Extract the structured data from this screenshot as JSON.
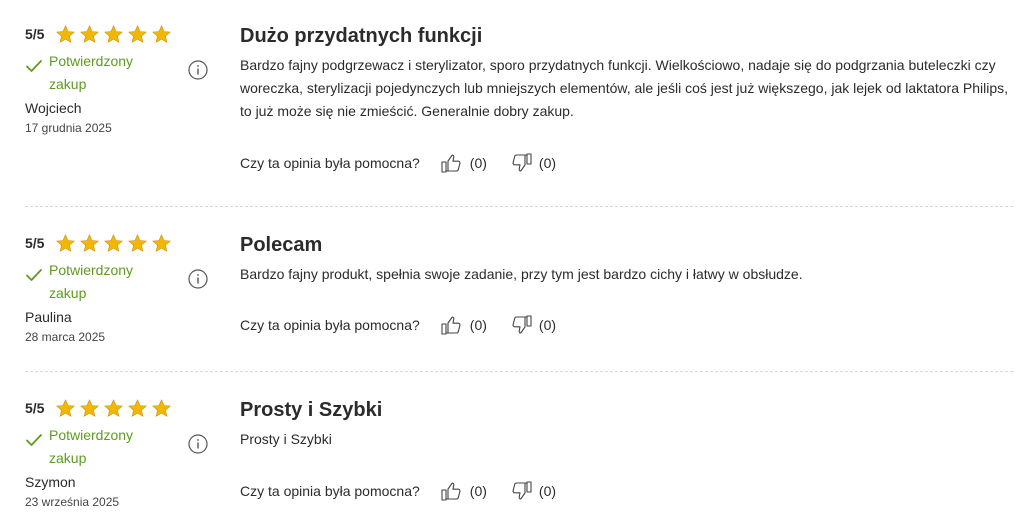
{
  "colors": {
    "accent_green": "#5d9b1f",
    "star": "#f2b705"
  },
  "icons": {
    "star": "star-icon",
    "check": "check-icon",
    "info": "info-icon",
    "up": "thumbs-up-icon",
    "down": "thumbs-down-icon"
  },
  "reviews": [
    {
      "score": "5/5",
      "stars": 5,
      "verified": "Potwierdzony zakup",
      "author": "Wojciech",
      "date": "17 grudnia 2025",
      "title": "Dużo przydatnych funkcji",
      "body": "Bardzo fajny podgrzewacz i sterylizator, sporo przydatnych funkcji. Wielkościowo, nadaje się do podgrzania buteleczki czy woreczka, sterylizacji pojedynczych lub mniejszych elementów, ale jeśli coś jest już większego, jak lejek od laktatora Philips, to już może się nie zmieścić. Generalnie dobry zakup.",
      "helpful_question": "Czy ta opinia była pomocna?",
      "up_count": "(0)",
      "down_count": "(0)"
    },
    {
      "score": "5/5",
      "stars": 5,
      "verified": "Potwierdzony zakup",
      "author": "Paulina",
      "date": "28 marca 2025",
      "title": "Polecam",
      "body": "Bardzo fajny produkt, spełnia swoje zadanie, przy tym jest bardzo cichy i łatwy w obsłudze.",
      "helpful_question": "Czy ta opinia była pomocna?",
      "up_count": "(0)",
      "down_count": "(0)"
    },
    {
      "score": "5/5",
      "stars": 5,
      "verified": "Potwierdzony zakup",
      "author": "Szymon",
      "date": "23 września 2025",
      "title": "Prosty i Szybki",
      "body": "Prosty i Szybki",
      "helpful_question": "Czy ta opinia była pomocna?",
      "up_count": "(0)",
      "down_count": "(0)"
    }
  ]
}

----

WRITTEN TASK.
Your task is to transcribe all of the records precisely, with no images included.

TASK RESPONSE.
Extract the structured data from this screenshot as JSON.
{
  "colors": {
    "accent_green": "#5d9b1f",
    "star": "#f2b705"
  },
  "icons": {
    "star": "star-icon",
    "check": "check-icon",
    "info": "info-icon",
    "up": "thumbs-up-icon",
    "down": "thumbs-down-icon"
  },
  "reviews": [
    {
      "score": "5/5",
      "stars": 5,
      "verified": "Potwierdzony zakup",
      "author": "Wojciech",
      "date": "17 grudnia 2025",
      "title": "Dużo przydatnych funkcji",
      "body": "Bardzo fajny podgrzewacz i sterylizator, sporo przydatnych funkcji. Wielkościowo, nadaje się do podgrzania buteleczki czy woreczka, sterylizacji pojedynczych lub mniejszych elementów, ale jeśli coś jest już większego, jak lejek od laktatora Philips, to już może się nie zmieścić. Generalnie dobry zakup.",
      "helpful_question": "Czy ta opinia była pomocna?",
      "up_count": "(0)",
      "down_count": "(0)"
    },
    {
      "score": "5/5",
      "stars": 5,
      "verified": "Potwierdzony zakup",
      "author": "Paulina",
      "date": "28 marca 2025",
      "title": "Polecam",
      "body": "Bardzo fajny produkt, spełnia swoje zadanie, przy tym jest bardzo cichy i łatwy w obsłudze.",
      "helpful_question": "Czy ta opinia była pomocna?",
      "up_count": "(0)",
      "down_count": "(0)"
    },
    {
      "score": "5/5",
      "stars": 5,
      "verified": "Potwierdzony zakup",
      "author": "Szymon",
      "date": "23 września 2025",
      "title": "Prosty i Szybki",
      "body": "Prosty i Szybki",
      "helpful_question": "Czy ta opinia była pomocna?",
      "up_count": "(0)",
      "down_count": "(0)"
    }
  ]
}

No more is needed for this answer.